__WORK TO BE COMPLETED__: Extract the full set of records that follows, word for word.

__Stored items__:
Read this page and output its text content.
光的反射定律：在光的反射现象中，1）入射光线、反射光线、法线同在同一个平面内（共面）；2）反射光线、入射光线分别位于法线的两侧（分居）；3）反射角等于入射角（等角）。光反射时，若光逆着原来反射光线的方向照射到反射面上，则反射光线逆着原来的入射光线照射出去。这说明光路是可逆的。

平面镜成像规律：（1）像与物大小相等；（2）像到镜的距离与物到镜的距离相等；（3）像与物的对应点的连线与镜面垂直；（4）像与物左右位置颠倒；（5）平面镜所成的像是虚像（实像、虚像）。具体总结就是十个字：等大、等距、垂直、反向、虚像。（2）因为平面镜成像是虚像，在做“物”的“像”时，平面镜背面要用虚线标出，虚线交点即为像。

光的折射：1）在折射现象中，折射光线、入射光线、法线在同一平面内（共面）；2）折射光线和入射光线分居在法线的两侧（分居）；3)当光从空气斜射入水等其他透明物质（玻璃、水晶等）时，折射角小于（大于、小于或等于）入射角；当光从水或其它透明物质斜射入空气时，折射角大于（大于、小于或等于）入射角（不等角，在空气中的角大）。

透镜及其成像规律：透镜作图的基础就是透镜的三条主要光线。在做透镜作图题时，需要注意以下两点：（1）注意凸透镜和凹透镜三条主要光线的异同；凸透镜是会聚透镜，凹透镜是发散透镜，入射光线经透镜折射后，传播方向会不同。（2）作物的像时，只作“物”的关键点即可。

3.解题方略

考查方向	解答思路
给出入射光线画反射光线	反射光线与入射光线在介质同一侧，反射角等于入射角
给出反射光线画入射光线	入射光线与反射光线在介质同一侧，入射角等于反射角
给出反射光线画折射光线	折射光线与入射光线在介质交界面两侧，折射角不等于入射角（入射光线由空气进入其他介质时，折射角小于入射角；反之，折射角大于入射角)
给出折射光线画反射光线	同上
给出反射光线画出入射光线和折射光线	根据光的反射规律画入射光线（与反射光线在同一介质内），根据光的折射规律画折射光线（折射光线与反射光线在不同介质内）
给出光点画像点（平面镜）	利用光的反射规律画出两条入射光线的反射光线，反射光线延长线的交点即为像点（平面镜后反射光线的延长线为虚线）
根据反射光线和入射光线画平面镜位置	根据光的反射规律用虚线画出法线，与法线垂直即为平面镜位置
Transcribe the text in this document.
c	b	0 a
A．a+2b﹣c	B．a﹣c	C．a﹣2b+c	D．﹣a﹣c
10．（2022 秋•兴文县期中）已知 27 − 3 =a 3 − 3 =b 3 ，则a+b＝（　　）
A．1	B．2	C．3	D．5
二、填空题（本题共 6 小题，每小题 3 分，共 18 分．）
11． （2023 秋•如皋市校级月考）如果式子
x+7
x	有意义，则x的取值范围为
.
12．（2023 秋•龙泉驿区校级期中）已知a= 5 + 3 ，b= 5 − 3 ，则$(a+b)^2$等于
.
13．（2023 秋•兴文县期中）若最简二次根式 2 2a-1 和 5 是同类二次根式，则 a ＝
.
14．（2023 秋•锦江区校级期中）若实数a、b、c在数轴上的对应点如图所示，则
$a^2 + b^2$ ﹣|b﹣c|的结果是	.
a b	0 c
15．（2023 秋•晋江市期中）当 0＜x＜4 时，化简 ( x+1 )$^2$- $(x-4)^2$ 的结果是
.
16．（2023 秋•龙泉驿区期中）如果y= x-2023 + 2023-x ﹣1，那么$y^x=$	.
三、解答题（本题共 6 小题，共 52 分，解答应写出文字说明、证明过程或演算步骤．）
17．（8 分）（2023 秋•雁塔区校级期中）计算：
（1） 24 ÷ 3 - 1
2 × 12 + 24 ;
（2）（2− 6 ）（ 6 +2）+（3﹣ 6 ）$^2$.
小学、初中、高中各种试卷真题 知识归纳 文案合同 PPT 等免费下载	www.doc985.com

__SOLUTION BELOW__:
Read this page and output its text content.
光的反射定律：在光的反射现象中，1）入射光线、反射光线、法线同在同一个平面内（共面）；2）反射光线、入射光线分别位于法线的两侧（分居）；3）反射角等于入射角（等角）。光反射时，若光逆着原来反射光线的方向照射到反射面上，则反射光线逆着原来的入射光线照射出去。这说明光路是可逆的。

平面镜成像规律：（1）像与物大小相等；（2）像到镜的距离与物到镜的距离相等；（3）像与物的对应点的连线与镜面垂直；（4）像与物左右位置颠倒；（5）平面镜所成的像是虚像（实像、虚像）。具体总结就是十个字：等大、等距、垂直、反向、虚像。（2）因为平面镜成像是虚像，在做“物”的“像”时，平面镜背面要用虚线标出，虚线交点即为像。

光的折射：1）在折射现象中，折射光线、入射光线、法线在同一平面内（共面）；2）折射光线和入射光线分居在法线的两侧（分居）；3)当光从空气斜射入水等其他透明物质（玻璃、水晶等）时，折射角小于（大于、小于或等于）入射角；当光从水或其它透明物质斜射入空气时，折射角大于（大于、小于或等于）入射角（不等角，在空气中的角大）。

透镜及其成像规律：透镜作图的基础就是透镜的三条主要光线。在做透镜作图题时，需要注意以下两点：（1）注意凸透镜和凹透镜三条主要光线的异同；凸透镜是会聚透镜，凹透镜是发散透镜，入射光线经透镜折射后，传播方向会不同。（2）作物的像时，只作“物”的关键点即可。

3.解题方略

考查方向	解答思路
给出入射光线画反射光线	反射光线与入射光线在介质同一侧，反射角等于入射角
给出反射光线画入射光线	入射光线与反射光线在介质同一侧，入射角等于反射角
给出反射光线画折射光线	折射光线与入射光线在介质交界面两侧，折射角不等于入射角（入射光线由空气进入其他介质时，折射角小于入射角；反之，折射角大于入射角)
给出折射光线画反射光线	同上
给出反射光线画出入射光线和折射光线	根据光的反射规律画入射光线（与反射光线在同一介质内），根据光的折射规律画折射光线（折射光线与反射光线在不同介质内）
给出光点画像点（平面镜）	利用光的反射规律画出两条入射光线的反射光线，反射光线延长线的交点即为像点（平面镜后反射光线的延长线为虚线）
根据反射光线和入射光线画平面镜位置	根据光的反射规律用虚线画出法线，与法线垂直即为平面镜位置
Transcribe the text in this document.
c	b	0 a
A．a+2b﹣c	B．a﹣c	C．a﹣2b+c	D．﹣a﹣c
10．（2022 秋•兴文县期中）已知 27 − 3 =a 3 − 3 =b 3 ，则a+b＝（　　）
A．1	B．2	C．3	D．5
二、填空题（本题共 6 小题，每小题 3 分，共 18 分．）
11． （2023 秋•如皋市校级月考）如果式子
x+7
x	有意义，则x的取值范围为
.
12．（2023 秋•龙泉驿区校级期中）已知a= 5 + 3 ，b= 5 − 3 ，则$(a+b)^2$等于
.
13．（2023 秋•兴文县期中）若最简二次根式 2 2a-1 和 5 是同类二次根式，则 a ＝
.
14．（2023 秋•锦江区校级期中）若实数a、b、c在数轴上的对应点如图所示，则
$a^2 + b^2$ ﹣|b﹣c|的结果是	.
a b	0 c
15．（2023 秋•晋江市期中）当 0＜x＜4 时，化简 ( x+1 )$^2$- $(x-4)^2$ 的结果是
.
16．（2023 秋•龙泉驿区期中）如果y= x-2023 + 2023-x ﹣1，那么$y^x=$	.
三、解答题（本题共 6 小题，共 52 分，解答应写出文字说明、证明过程或演算步骤．）
17．（8 分）（2023 秋•雁塔区校级期中）计算：
（1） 24 ÷ 3 - 1
2 × 12 + 24 ;
（2）（2− 6 ）（ 6 +2）+（3﹣ 6 ）$^2$.
小学、初中、高中各种试卷真题 知识归纳 文案合同 PPT 等免费下载	www.doc985.com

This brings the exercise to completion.